[Chart and figure data]

§

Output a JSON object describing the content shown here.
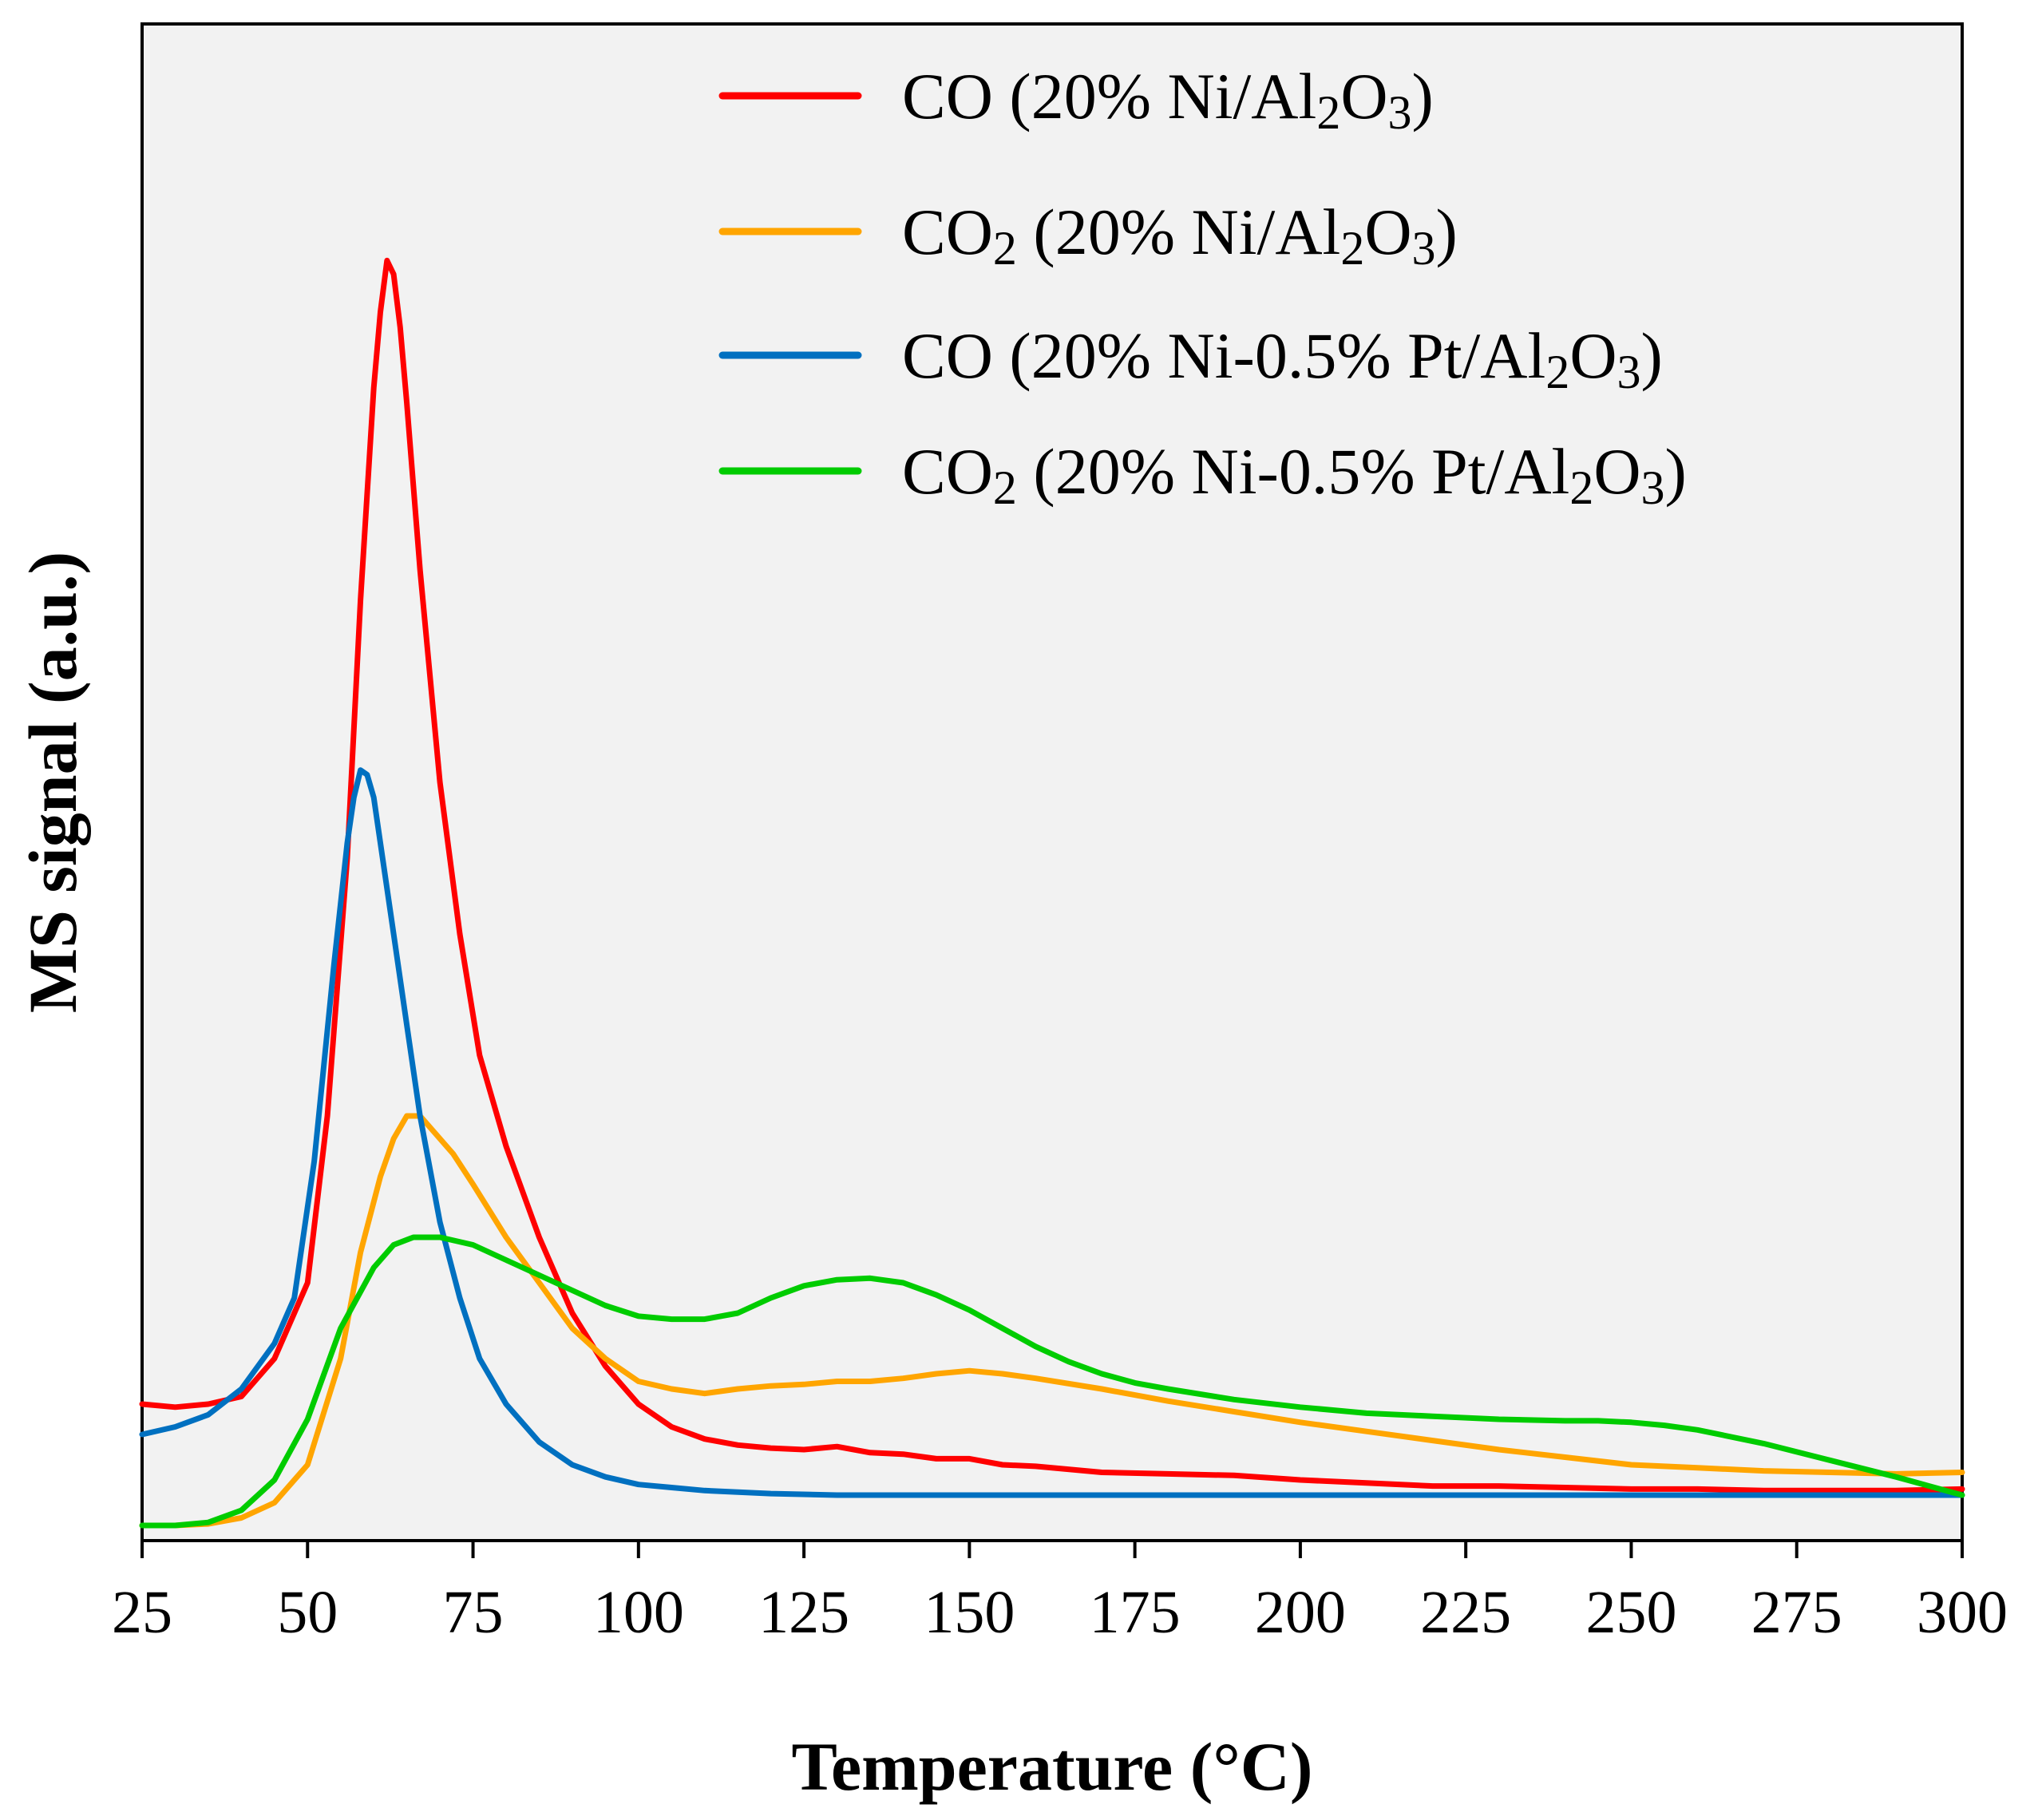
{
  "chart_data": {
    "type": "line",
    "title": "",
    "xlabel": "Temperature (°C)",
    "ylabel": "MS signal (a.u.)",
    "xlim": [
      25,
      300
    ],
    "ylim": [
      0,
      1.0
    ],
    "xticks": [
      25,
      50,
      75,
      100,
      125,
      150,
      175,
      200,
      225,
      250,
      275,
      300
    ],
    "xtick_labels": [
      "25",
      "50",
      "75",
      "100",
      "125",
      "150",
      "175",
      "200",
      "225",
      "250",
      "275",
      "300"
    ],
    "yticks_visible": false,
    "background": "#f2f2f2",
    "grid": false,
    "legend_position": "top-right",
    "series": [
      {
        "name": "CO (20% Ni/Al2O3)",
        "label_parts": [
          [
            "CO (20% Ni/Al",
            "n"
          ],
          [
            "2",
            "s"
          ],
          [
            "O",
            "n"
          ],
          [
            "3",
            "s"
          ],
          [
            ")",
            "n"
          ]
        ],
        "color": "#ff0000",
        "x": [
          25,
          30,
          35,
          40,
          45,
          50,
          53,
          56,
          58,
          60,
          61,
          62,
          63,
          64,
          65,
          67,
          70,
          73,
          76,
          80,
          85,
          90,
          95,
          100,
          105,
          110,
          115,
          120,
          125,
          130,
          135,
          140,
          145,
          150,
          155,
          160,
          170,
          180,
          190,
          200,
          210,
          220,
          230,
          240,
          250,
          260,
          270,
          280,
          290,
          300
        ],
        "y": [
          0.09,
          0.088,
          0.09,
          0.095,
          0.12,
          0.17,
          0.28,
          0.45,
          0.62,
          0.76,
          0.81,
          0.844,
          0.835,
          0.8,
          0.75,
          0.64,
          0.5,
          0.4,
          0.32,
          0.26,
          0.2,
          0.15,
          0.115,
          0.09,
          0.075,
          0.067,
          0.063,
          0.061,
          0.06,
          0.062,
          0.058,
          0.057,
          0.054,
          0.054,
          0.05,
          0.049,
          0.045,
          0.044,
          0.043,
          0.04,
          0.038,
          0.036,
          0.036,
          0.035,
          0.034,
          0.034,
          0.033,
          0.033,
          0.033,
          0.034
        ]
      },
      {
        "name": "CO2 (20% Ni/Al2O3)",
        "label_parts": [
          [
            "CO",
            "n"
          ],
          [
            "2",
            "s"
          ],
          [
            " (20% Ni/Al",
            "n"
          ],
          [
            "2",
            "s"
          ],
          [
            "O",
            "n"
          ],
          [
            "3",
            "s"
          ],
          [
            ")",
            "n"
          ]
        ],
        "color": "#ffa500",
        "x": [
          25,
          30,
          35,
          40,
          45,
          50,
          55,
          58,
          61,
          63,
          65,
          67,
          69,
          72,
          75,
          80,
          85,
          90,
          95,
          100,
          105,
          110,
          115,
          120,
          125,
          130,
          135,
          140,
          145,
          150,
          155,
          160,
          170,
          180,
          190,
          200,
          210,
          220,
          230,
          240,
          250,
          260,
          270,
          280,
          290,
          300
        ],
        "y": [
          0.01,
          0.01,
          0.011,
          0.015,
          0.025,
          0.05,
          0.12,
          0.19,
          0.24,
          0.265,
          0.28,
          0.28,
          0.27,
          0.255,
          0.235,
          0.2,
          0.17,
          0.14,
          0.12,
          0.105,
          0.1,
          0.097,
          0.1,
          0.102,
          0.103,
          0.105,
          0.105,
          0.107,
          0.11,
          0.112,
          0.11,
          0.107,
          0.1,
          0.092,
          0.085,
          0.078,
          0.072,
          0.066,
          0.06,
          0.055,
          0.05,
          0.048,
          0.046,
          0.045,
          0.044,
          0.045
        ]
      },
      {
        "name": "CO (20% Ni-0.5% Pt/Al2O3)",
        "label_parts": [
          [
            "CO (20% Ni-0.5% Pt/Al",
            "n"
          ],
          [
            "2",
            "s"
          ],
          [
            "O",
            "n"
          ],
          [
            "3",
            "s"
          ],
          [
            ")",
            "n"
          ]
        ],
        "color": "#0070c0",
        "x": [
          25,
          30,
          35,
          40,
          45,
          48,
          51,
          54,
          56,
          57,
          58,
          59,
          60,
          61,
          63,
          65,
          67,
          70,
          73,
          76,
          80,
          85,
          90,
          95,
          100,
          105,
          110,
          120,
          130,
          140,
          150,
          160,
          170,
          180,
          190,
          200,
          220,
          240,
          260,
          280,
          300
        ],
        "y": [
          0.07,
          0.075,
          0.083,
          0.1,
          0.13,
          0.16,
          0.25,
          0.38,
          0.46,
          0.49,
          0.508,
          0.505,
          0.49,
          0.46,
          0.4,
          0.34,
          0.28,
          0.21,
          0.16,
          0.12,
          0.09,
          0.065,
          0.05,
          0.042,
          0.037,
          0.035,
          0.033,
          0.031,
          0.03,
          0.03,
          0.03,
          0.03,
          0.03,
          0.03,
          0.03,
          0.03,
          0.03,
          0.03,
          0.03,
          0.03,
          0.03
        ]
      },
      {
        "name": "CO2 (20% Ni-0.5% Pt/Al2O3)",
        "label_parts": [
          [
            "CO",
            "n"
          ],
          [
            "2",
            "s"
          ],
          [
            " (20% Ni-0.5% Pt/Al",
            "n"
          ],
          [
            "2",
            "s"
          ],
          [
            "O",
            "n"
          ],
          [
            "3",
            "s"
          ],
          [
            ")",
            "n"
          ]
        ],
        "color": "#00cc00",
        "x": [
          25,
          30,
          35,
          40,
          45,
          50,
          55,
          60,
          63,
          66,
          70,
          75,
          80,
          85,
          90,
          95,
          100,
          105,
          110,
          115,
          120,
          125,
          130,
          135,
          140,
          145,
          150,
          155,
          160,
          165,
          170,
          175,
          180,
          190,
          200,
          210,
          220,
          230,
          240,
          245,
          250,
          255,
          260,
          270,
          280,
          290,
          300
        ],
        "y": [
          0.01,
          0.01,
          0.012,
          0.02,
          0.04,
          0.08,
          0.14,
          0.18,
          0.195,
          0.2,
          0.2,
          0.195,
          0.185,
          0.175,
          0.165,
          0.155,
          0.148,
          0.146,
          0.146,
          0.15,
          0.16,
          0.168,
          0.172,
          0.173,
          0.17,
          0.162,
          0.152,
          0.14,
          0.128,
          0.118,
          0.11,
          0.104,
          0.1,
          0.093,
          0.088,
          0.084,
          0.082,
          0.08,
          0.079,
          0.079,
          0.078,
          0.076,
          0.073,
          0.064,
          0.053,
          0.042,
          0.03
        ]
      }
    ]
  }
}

§

(Requirement): Print the full listing exactly, dropping the pictures.

(Result of this task):
Output a JSON object describing the content shown here.
{
  "chart_data": {
    "type": "line",
    "title": "",
    "xlabel": "Temperature (°C)",
    "ylabel": "MS signal (a.u.)",
    "xlim": [
      25,
      300
    ],
    "ylim": [
      0,
      1.0
    ],
    "xticks": [
      25,
      50,
      75,
      100,
      125,
      150,
      175,
      200,
      225,
      250,
      275,
      300
    ],
    "xtick_labels": [
      "25",
      "50",
      "75",
      "100",
      "125",
      "150",
      "175",
      "200",
      "225",
      "250",
      "275",
      "300"
    ],
    "yticks_visible": false,
    "background": "#f2f2f2",
    "grid": false,
    "legend_position": "top-right",
    "series": [
      {
        "name": "CO (20% Ni/Al2O3)",
        "label_parts": [
          [
            "CO (20% Ni/Al",
            "n"
          ],
          [
            "2",
            "s"
          ],
          [
            "O",
            "n"
          ],
          [
            "3",
            "s"
          ],
          [
            ")",
            "n"
          ]
        ],
        "color": "#ff0000",
        "x": [
          25,
          30,
          35,
          40,
          45,
          50,
          53,
          56,
          58,
          60,
          61,
          62,
          63,
          64,
          65,
          67,
          70,
          73,
          76,
          80,
          85,
          90,
          95,
          100,
          105,
          110,
          115,
          120,
          125,
          130,
          135,
          140,
          145,
          150,
          155,
          160,
          170,
          180,
          190,
          200,
          210,
          220,
          230,
          240,
          250,
          260,
          270,
          280,
          290,
          300
        ],
        "y": [
          0.09,
          0.088,
          0.09,
          0.095,
          0.12,
          0.17,
          0.28,
          0.45,
          0.62,
          0.76,
          0.81,
          0.844,
          0.835,
          0.8,
          0.75,
          0.64,
          0.5,
          0.4,
          0.32,
          0.26,
          0.2,
          0.15,
          0.115,
          0.09,
          0.075,
          0.067,
          0.063,
          0.061,
          0.06,
          0.062,
          0.058,
          0.057,
          0.054,
          0.054,
          0.05,
          0.049,
          0.045,
          0.044,
          0.043,
          0.04,
          0.038,
          0.036,
          0.036,
          0.035,
          0.034,
          0.034,
          0.033,
          0.033,
          0.033,
          0.034
        ]
      },
      {
        "name": "CO2 (20% Ni/Al2O3)",
        "label_parts": [
          [
            "CO",
            "n"
          ],
          [
            "2",
            "s"
          ],
          [
            " (20% Ni/Al",
            "n"
          ],
          [
            "2",
            "s"
          ],
          [
            "O",
            "n"
          ],
          [
            "3",
            "s"
          ],
          [
            ")",
            "n"
          ]
        ],
        "color": "#ffa500",
        "x": [
          25,
          30,
          35,
          40,
          45,
          50,
          55,
          58,
          61,
          63,
          65,
          67,
          69,
          72,
          75,
          80,
          85,
          90,
          95,
          100,
          105,
          110,
          115,
          120,
          125,
          130,
          135,
          140,
          145,
          150,
          155,
          160,
          170,
          180,
          190,
          200,
          210,
          220,
          230,
          240,
          250,
          260,
          270,
          280,
          290,
          300
        ],
        "y": [
          0.01,
          0.01,
          0.011,
          0.015,
          0.025,
          0.05,
          0.12,
          0.19,
          0.24,
          0.265,
          0.28,
          0.28,
          0.27,
          0.255,
          0.235,
          0.2,
          0.17,
          0.14,
          0.12,
          0.105,
          0.1,
          0.097,
          0.1,
          0.102,
          0.103,
          0.105,
          0.105,
          0.107,
          0.11,
          0.112,
          0.11,
          0.107,
          0.1,
          0.092,
          0.085,
          0.078,
          0.072,
          0.066,
          0.06,
          0.055,
          0.05,
          0.048,
          0.046,
          0.045,
          0.044,
          0.045
        ]
      },
      {
        "name": "CO (20% Ni-0.5% Pt/Al2O3)",
        "label_parts": [
          [
            "CO (20% Ni-0.5% Pt/Al",
            "n"
          ],
          [
            "2",
            "s"
          ],
          [
            "O",
            "n"
          ],
          [
            "3",
            "s"
          ],
          [
            ")",
            "n"
          ]
        ],
        "color": "#0070c0",
        "x": [
          25,
          30,
          35,
          40,
          45,
          48,
          51,
          54,
          56,
          57,
          58,
          59,
          60,
          61,
          63,
          65,
          67,
          70,
          73,
          76,
          80,
          85,
          90,
          95,
          100,
          105,
          110,
          120,
          130,
          140,
          150,
          160,
          170,
          180,
          190,
          200,
          220,
          240,
          260,
          280,
          300
        ],
        "y": [
          0.07,
          0.075,
          0.083,
          0.1,
          0.13,
          0.16,
          0.25,
          0.38,
          0.46,
          0.49,
          0.508,
          0.505,
          0.49,
          0.46,
          0.4,
          0.34,
          0.28,
          0.21,
          0.16,
          0.12,
          0.09,
          0.065,
          0.05,
          0.042,
          0.037,
          0.035,
          0.033,
          0.031,
          0.03,
          0.03,
          0.03,
          0.03,
          0.03,
          0.03,
          0.03,
          0.03,
          0.03,
          0.03,
          0.03,
          0.03,
          0.03
        ]
      },
      {
        "name": "CO2 (20% Ni-0.5% Pt/Al2O3)",
        "label_parts": [
          [
            "CO",
            "n"
          ],
          [
            "2",
            "s"
          ],
          [
            " (20% Ni-0.5% Pt/Al",
            "n"
          ],
          [
            "2",
            "s"
          ],
          [
            "O",
            "n"
          ],
          [
            "3",
            "s"
          ],
          [
            ")",
            "n"
          ]
        ],
        "color": "#00cc00",
        "x": [
          25,
          30,
          35,
          40,
          45,
          50,
          55,
          60,
          63,
          66,
          70,
          75,
          80,
          85,
          90,
          95,
          100,
          105,
          110,
          115,
          120,
          125,
          130,
          135,
          140,
          145,
          150,
          155,
          160,
          165,
          170,
          175,
          180,
          190,
          200,
          210,
          220,
          230,
          240,
          245,
          250,
          255,
          260,
          270,
          280,
          290,
          300
        ],
        "y": [
          0.01,
          0.01,
          0.012,
          0.02,
          0.04,
          0.08,
          0.14,
          0.18,
          0.195,
          0.2,
          0.2,
          0.195,
          0.185,
          0.175,
          0.165,
          0.155,
          0.148,
          0.146,
          0.146,
          0.15,
          0.16,
          0.168,
          0.172,
          0.173,
          0.17,
          0.162,
          0.152,
          0.14,
          0.128,
          0.118,
          0.11,
          0.104,
          0.1,
          0.093,
          0.088,
          0.084,
          0.082,
          0.08,
          0.079,
          0.079,
          0.078,
          0.076,
          0.073,
          0.064,
          0.053,
          0.042,
          0.03
        ]
      }
    ]
  }
}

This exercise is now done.